Work instruction
Please copy every line of the data in which the string "hatte" appears.
::: Dataset excerpts :::
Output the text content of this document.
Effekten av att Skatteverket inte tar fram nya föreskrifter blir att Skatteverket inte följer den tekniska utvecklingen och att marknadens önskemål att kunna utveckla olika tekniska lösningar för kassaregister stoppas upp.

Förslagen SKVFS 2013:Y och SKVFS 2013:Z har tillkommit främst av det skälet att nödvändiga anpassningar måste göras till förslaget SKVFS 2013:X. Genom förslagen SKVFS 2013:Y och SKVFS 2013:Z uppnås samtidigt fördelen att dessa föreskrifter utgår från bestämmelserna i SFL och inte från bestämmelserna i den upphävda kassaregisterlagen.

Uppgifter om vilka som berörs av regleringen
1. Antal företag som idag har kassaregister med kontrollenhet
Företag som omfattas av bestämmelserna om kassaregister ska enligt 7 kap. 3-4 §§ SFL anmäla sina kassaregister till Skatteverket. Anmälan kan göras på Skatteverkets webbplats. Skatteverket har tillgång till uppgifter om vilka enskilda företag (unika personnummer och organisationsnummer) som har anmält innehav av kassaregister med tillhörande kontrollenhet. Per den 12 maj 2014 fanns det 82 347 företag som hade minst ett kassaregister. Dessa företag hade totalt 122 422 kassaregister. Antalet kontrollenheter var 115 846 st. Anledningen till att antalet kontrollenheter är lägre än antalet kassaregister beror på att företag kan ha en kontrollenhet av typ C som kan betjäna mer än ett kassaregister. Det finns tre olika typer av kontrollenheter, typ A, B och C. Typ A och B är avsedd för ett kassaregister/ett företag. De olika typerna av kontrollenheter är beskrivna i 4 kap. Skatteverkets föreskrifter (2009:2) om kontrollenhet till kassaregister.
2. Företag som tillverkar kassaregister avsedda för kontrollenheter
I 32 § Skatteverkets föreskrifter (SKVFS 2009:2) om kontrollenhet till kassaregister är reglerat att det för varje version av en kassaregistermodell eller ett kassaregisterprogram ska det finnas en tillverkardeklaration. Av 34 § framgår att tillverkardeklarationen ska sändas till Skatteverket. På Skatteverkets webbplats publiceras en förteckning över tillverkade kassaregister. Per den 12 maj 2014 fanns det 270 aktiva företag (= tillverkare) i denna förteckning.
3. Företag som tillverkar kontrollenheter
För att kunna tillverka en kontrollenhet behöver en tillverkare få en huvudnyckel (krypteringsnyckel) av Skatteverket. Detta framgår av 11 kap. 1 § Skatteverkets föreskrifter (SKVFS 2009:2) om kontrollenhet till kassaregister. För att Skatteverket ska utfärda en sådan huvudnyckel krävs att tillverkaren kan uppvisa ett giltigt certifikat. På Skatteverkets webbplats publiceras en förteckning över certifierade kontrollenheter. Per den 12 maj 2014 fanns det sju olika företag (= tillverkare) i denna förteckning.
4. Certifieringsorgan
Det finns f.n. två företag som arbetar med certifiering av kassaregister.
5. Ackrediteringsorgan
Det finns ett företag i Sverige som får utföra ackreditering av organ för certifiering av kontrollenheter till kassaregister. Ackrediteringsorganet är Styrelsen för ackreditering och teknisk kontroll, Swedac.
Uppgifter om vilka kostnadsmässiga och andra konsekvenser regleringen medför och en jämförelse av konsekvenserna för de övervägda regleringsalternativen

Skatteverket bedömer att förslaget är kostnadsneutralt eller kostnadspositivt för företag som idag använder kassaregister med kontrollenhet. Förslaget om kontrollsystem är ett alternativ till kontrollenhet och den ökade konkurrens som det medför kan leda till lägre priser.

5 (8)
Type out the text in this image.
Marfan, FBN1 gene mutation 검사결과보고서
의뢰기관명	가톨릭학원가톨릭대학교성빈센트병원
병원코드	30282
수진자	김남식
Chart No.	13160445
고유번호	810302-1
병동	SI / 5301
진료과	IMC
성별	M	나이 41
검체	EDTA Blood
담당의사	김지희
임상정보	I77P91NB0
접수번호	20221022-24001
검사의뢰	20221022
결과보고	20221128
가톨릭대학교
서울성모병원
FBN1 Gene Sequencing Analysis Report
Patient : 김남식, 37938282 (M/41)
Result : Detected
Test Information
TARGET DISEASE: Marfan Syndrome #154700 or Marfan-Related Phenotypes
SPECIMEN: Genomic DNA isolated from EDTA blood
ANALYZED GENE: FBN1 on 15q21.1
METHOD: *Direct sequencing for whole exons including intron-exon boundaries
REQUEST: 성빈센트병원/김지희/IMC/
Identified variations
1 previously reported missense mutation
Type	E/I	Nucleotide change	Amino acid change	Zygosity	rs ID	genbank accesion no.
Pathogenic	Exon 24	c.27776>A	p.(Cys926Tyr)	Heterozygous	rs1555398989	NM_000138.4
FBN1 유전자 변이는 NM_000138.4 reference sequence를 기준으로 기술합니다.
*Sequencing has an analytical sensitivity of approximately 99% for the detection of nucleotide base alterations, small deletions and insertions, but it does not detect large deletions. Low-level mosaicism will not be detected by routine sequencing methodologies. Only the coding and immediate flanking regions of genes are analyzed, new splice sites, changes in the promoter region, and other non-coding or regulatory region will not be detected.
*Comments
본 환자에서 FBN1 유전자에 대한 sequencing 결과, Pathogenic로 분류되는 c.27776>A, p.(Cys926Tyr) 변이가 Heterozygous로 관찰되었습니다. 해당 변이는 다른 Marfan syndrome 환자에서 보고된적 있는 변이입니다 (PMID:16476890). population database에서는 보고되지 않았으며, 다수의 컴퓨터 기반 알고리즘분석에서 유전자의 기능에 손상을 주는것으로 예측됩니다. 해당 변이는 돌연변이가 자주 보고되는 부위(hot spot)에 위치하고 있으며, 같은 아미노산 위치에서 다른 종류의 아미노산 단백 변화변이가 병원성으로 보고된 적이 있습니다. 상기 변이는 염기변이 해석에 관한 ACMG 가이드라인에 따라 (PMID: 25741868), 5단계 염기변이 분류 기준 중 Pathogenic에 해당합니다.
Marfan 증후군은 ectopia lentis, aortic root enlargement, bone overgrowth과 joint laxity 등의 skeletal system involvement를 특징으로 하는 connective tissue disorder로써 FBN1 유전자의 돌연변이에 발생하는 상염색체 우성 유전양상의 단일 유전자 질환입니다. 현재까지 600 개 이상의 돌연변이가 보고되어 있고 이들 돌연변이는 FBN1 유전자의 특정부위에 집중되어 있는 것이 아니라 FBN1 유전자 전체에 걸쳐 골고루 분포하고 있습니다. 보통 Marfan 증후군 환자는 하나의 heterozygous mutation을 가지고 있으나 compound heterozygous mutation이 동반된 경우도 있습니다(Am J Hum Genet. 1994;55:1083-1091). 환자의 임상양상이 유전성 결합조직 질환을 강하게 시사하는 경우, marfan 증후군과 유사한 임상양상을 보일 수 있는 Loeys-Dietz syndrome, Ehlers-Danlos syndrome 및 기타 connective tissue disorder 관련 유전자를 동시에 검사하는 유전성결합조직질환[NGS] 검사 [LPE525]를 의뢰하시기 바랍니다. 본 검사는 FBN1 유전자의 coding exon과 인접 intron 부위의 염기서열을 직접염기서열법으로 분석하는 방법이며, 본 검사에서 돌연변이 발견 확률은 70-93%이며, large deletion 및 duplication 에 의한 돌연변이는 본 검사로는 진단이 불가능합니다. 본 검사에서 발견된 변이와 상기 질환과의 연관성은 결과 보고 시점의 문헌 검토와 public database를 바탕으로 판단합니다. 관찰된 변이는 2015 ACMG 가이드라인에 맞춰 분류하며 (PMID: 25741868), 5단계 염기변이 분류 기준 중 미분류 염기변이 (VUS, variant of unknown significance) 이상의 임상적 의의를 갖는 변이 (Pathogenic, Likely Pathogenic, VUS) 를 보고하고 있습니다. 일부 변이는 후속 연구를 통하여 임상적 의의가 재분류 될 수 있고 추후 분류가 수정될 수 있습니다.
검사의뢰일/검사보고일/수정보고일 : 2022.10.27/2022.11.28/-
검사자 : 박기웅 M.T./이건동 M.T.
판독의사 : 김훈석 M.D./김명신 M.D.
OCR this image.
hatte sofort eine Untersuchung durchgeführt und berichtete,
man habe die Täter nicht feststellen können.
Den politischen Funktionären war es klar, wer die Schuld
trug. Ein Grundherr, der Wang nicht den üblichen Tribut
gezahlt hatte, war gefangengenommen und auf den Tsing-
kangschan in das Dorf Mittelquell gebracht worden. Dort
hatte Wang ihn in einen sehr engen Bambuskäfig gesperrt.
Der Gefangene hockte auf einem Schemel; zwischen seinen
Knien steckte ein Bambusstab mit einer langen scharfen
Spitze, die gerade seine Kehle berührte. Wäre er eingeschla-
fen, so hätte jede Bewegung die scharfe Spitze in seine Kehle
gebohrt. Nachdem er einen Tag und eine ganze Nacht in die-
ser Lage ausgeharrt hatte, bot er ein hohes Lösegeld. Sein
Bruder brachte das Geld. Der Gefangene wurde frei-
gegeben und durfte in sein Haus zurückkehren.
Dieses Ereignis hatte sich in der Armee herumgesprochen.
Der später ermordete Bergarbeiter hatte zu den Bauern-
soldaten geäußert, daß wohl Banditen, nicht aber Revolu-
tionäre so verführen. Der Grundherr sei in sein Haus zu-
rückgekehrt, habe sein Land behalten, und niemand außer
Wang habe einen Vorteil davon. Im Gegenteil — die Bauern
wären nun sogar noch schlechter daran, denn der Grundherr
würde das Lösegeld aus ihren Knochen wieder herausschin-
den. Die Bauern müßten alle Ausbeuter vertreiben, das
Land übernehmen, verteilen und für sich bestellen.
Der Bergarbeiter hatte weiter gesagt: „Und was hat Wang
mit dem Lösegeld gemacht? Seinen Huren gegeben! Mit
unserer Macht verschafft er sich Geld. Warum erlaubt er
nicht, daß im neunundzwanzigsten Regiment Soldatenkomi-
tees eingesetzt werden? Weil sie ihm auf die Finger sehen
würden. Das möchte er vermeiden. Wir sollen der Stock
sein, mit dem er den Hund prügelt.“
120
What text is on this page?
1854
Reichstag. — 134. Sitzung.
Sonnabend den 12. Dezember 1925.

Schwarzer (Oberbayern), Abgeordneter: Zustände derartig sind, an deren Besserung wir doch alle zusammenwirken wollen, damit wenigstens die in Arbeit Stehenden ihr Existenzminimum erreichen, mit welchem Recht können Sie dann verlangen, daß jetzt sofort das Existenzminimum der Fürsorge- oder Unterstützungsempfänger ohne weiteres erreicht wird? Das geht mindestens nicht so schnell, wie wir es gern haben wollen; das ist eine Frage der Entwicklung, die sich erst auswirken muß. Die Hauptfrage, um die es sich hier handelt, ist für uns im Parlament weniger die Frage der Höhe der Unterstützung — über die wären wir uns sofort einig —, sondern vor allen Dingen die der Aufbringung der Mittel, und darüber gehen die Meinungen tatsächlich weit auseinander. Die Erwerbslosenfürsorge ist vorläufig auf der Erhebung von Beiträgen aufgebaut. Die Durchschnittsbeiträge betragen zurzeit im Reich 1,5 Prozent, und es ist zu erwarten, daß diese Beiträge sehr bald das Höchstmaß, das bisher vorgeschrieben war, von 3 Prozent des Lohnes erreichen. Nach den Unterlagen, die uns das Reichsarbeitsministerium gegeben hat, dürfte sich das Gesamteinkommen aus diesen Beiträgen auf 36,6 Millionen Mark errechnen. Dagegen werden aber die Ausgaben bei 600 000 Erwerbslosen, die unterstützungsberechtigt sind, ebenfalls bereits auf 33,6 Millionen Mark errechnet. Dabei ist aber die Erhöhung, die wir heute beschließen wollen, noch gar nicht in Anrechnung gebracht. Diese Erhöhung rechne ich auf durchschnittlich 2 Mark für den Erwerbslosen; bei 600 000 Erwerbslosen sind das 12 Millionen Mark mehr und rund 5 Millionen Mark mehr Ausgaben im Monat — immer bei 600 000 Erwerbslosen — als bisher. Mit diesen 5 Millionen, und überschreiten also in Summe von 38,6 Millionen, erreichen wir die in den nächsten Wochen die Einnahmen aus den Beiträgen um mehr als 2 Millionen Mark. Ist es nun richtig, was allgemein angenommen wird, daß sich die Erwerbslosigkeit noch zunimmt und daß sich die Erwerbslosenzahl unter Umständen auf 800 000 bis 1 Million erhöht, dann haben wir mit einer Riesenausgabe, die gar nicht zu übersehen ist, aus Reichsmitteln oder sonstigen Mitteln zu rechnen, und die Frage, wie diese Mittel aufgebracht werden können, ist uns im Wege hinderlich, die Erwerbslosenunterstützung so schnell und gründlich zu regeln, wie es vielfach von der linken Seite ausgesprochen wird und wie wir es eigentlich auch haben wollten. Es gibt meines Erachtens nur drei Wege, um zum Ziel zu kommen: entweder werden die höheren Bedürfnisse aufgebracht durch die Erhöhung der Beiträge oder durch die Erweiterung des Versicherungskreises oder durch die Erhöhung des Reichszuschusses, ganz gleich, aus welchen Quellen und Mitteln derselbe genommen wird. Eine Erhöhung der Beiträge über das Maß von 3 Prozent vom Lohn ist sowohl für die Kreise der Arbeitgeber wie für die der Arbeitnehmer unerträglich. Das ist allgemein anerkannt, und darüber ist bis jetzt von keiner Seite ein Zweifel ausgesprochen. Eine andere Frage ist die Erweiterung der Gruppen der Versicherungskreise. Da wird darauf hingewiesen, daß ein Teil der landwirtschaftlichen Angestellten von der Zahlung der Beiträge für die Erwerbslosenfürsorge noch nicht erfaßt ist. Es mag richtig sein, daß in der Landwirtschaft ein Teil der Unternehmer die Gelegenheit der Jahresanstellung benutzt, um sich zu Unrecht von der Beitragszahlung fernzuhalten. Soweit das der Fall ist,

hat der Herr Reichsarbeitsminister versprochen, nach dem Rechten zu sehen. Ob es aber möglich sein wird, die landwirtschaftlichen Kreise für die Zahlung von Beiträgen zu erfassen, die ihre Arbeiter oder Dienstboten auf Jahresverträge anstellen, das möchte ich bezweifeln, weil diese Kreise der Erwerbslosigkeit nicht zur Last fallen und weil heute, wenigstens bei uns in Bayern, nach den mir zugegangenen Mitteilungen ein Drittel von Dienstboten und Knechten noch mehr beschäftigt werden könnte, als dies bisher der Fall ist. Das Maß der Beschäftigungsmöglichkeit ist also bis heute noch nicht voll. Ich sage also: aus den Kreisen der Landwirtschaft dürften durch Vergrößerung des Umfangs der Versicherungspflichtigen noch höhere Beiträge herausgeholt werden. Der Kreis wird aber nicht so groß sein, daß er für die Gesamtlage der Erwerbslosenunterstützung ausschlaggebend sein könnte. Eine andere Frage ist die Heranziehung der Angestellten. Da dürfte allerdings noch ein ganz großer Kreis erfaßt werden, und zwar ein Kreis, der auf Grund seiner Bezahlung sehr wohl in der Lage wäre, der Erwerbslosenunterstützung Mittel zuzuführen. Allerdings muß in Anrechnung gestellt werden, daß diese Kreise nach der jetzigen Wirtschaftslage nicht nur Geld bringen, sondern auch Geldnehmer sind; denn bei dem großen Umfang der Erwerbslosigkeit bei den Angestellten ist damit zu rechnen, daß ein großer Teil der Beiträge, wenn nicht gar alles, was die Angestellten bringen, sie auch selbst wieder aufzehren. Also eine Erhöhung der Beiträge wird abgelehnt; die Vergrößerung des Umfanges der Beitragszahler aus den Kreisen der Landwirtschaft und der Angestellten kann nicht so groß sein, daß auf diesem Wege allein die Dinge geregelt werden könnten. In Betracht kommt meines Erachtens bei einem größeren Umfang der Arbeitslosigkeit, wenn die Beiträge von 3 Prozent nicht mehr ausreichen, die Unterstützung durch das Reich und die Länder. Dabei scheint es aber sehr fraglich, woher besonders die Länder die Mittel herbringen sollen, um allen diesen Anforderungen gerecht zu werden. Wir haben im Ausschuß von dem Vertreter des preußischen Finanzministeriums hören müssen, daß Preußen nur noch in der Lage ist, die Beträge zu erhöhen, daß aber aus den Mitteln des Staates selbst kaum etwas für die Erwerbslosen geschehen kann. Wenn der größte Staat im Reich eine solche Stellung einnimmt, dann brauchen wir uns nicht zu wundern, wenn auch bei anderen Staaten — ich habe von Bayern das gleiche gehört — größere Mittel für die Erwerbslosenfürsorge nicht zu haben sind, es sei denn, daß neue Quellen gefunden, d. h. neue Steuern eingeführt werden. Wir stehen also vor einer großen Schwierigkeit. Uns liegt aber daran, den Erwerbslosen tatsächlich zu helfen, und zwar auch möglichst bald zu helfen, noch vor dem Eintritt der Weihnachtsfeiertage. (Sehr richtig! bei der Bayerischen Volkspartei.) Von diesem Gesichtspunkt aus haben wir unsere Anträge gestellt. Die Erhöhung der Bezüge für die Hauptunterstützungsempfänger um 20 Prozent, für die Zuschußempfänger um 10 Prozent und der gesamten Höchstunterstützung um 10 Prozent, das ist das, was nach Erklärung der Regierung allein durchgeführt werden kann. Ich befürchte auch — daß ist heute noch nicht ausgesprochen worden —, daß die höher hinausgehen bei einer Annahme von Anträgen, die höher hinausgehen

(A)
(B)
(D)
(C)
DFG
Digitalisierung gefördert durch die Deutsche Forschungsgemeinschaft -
:::
Answer section
hatte sofort eine Untersuchung durchgeführt und berichtete,
gezahlt hatte, war gefangengenommen und auf den Tsing-
hatte Wang ihn in einen sehr engen Bambuskäfig gesperrt.
ser Lage ausgeharrt hatte, bot er ein hohes Lösegeld. Sein
Dieses Ereignis hatte sich in der Armee herumgesprochen.
Der später ermordete Bergarbeiter hatte zu den Bauern-
Der Bergarbeiter hatte weiter gesagt: „Und was hat Wang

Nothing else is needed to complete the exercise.